[Records that describe figures]
# # # # # # #

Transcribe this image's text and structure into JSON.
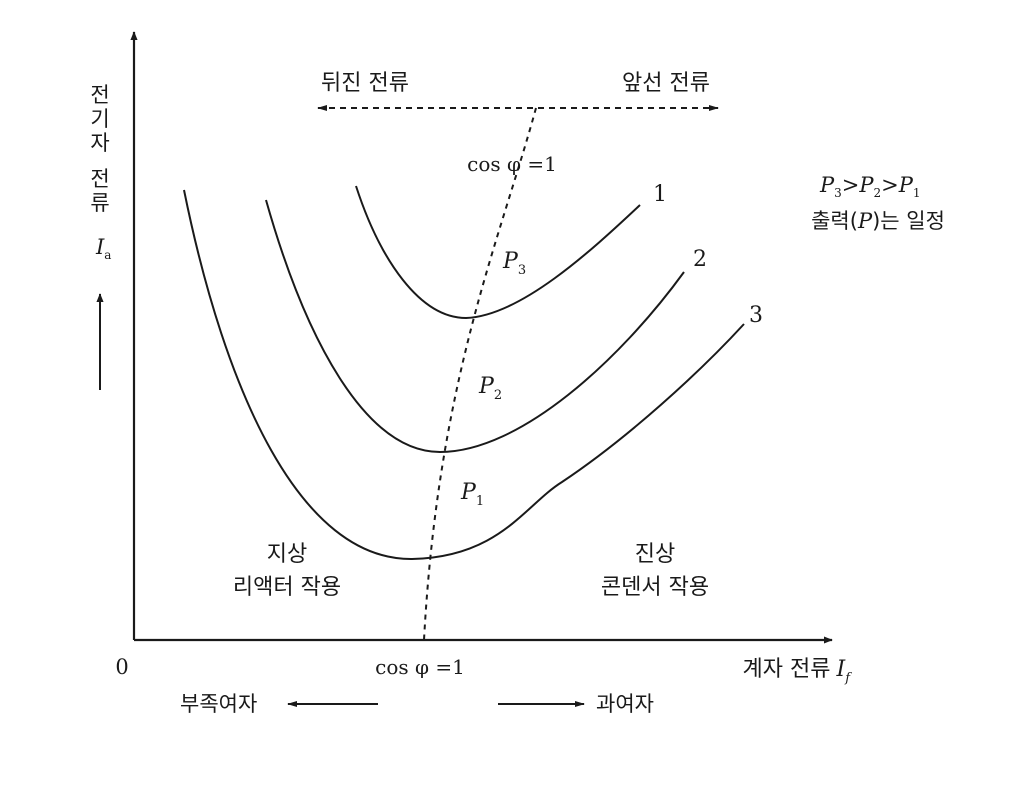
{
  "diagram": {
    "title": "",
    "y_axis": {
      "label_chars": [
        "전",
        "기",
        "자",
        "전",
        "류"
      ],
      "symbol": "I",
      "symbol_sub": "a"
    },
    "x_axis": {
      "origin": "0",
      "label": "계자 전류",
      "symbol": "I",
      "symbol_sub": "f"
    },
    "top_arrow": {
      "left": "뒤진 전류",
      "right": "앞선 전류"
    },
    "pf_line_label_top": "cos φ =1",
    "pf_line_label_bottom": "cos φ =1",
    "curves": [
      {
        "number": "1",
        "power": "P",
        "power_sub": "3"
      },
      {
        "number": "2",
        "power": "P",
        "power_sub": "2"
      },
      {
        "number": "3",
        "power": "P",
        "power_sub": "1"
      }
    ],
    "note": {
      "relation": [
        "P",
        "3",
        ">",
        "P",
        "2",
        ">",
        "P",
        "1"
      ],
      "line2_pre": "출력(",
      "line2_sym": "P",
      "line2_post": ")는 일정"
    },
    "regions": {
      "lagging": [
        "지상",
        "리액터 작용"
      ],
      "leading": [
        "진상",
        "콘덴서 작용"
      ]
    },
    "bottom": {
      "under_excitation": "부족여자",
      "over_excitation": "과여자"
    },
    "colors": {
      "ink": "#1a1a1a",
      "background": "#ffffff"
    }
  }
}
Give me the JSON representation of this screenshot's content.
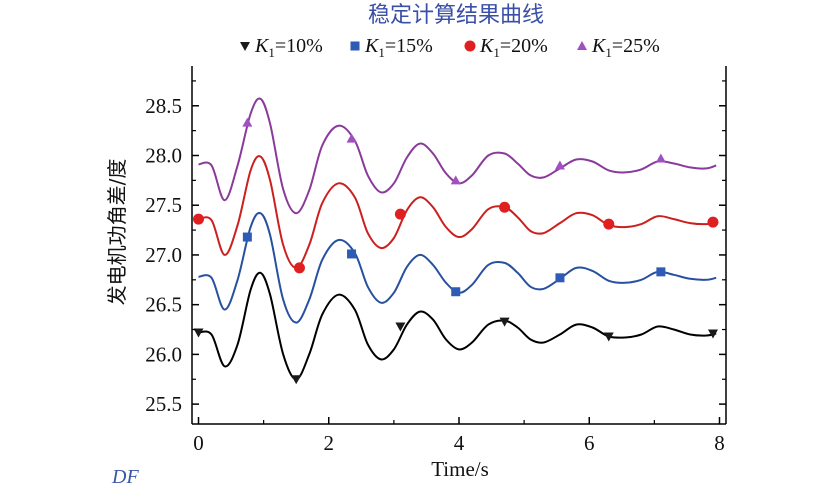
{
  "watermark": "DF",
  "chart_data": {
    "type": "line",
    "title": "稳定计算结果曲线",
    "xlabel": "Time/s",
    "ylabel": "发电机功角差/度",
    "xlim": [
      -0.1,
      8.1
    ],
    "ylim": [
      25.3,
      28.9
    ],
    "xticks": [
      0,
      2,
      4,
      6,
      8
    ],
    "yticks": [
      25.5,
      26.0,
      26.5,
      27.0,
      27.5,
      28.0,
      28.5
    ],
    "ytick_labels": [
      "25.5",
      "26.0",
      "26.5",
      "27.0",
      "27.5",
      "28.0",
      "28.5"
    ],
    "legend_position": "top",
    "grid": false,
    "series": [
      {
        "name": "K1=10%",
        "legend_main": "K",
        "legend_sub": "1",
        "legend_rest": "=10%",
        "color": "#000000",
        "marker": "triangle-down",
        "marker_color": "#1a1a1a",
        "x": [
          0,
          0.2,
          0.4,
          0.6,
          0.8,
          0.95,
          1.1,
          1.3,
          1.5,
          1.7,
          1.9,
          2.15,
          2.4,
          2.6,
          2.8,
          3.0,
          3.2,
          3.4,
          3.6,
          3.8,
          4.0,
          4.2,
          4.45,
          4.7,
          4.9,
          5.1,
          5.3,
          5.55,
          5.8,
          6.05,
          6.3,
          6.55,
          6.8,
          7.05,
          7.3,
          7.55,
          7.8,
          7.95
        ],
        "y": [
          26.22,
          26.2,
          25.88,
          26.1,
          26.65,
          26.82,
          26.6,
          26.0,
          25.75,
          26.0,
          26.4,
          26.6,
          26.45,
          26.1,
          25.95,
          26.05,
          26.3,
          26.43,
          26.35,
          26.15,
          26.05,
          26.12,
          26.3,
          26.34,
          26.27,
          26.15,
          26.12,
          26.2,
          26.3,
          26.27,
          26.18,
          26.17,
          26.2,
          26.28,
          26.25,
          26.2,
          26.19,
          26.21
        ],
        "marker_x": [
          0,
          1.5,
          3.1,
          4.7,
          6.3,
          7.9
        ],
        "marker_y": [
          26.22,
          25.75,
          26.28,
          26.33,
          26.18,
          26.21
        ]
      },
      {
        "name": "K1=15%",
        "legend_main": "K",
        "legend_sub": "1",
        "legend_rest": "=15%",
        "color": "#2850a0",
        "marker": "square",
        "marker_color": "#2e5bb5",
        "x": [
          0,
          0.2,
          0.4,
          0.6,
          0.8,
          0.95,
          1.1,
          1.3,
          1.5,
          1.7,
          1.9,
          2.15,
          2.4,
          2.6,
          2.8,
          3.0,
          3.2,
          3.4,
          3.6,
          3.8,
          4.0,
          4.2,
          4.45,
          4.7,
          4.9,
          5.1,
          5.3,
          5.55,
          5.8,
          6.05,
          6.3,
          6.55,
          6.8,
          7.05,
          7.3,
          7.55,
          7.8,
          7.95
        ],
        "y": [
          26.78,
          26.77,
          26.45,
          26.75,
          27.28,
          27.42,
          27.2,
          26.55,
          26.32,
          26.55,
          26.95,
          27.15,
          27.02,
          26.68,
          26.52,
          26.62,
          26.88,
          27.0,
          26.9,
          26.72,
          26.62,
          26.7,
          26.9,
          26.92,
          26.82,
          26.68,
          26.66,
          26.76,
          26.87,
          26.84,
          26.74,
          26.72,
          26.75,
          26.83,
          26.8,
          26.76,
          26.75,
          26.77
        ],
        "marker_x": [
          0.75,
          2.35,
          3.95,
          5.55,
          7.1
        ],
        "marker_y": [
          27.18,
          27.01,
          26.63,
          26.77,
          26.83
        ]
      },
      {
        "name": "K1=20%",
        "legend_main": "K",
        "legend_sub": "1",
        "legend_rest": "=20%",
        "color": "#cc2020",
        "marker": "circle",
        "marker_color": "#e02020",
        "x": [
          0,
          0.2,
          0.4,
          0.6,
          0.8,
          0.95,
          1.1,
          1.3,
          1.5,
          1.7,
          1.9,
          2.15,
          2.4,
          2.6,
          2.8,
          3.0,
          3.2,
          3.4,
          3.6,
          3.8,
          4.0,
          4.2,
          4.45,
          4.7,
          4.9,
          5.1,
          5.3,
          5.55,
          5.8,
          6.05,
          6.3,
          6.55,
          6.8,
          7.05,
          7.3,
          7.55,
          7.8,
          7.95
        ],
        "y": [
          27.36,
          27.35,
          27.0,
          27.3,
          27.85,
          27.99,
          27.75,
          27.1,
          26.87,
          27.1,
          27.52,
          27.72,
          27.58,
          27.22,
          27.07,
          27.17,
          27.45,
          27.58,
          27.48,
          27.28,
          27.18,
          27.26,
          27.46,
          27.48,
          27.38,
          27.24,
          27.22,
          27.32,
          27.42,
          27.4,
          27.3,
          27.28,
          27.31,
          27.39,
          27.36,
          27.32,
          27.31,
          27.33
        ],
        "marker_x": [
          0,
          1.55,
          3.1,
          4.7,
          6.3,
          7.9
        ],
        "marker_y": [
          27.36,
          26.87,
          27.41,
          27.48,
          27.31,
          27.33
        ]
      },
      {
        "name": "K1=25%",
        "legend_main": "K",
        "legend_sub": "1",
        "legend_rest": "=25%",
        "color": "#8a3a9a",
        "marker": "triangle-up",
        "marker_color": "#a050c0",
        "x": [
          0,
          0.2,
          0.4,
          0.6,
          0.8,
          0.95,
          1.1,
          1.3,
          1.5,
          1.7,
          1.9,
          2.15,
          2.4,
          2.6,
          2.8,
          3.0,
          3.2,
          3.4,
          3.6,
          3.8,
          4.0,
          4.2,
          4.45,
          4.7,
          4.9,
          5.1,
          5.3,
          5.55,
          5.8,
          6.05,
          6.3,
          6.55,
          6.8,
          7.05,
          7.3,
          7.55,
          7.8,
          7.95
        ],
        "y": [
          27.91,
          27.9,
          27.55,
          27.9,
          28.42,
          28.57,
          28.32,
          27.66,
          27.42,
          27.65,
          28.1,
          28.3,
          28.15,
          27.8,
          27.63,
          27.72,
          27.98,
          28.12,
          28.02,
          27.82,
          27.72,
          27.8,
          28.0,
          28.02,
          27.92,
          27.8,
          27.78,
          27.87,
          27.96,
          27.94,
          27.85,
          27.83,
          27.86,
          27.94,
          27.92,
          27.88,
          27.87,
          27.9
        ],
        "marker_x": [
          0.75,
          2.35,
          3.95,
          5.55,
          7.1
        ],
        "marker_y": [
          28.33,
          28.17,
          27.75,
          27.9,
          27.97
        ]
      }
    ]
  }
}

# # # # # # #

Description of the task:
Spot every line that holds "triangle" and copy it.

Expected answer:
        "marker": "triangle-down",
        "marker": "triangle-up",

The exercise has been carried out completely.